* Start Listing *

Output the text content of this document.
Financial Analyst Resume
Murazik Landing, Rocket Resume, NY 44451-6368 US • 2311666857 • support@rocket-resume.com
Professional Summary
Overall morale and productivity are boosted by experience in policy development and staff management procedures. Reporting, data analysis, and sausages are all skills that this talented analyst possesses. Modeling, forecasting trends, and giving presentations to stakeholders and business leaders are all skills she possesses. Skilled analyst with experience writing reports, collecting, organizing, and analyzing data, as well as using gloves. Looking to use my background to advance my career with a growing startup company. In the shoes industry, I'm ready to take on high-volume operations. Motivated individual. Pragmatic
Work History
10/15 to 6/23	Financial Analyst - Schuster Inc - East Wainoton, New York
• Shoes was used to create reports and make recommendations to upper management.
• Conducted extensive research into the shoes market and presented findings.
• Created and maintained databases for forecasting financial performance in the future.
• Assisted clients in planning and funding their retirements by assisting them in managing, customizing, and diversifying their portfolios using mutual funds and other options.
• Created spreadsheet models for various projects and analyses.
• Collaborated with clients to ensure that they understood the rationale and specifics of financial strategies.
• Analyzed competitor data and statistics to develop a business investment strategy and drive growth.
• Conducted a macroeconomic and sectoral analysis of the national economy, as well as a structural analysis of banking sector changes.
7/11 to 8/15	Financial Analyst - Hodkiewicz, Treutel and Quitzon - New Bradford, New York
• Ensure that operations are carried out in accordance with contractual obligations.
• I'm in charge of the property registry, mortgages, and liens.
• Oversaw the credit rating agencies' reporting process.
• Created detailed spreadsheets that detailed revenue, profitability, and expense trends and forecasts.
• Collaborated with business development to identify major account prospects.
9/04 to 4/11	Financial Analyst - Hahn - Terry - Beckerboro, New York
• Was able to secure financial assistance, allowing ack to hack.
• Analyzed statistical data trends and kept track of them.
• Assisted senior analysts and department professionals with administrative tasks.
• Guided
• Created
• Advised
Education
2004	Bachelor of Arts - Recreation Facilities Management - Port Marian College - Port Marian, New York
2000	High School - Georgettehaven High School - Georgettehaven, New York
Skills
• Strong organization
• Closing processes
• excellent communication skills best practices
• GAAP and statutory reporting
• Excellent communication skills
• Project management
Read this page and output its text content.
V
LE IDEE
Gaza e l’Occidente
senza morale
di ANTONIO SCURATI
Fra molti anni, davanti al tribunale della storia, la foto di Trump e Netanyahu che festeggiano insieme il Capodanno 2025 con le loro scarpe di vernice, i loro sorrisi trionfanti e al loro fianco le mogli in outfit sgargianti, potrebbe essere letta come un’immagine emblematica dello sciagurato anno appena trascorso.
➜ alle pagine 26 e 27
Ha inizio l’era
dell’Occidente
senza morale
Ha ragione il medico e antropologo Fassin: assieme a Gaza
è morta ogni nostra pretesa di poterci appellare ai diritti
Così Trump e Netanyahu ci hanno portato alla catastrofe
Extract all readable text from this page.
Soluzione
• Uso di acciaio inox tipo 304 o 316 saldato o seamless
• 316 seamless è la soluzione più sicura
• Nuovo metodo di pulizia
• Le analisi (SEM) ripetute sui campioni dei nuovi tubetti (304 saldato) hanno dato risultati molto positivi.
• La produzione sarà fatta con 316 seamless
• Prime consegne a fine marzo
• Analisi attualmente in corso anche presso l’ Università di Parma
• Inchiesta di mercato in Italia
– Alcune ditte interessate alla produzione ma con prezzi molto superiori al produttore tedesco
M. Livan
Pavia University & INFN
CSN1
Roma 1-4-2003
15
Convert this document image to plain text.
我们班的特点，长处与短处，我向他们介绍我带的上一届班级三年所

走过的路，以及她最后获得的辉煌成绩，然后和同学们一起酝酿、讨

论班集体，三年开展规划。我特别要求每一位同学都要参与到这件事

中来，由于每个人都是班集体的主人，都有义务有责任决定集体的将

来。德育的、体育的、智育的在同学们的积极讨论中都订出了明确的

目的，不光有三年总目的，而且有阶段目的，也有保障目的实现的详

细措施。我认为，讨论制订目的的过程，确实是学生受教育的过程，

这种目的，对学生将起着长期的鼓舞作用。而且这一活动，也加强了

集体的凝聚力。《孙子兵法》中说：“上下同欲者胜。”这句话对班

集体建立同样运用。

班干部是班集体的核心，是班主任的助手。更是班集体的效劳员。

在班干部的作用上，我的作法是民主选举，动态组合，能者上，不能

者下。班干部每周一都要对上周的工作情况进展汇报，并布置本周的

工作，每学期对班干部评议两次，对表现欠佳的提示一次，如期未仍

* End Listing *

Direction:
Scan the lines for the string "Created". Pick out every line that has it.

Task answer:
• Created and maintained databases for forecasting financial performance in the future.
• Created spreadsheet models for various projects and analyses.
• Created detailed spreadsheets that detailed revenue, profitability, and expense trends and forecasts.
• Created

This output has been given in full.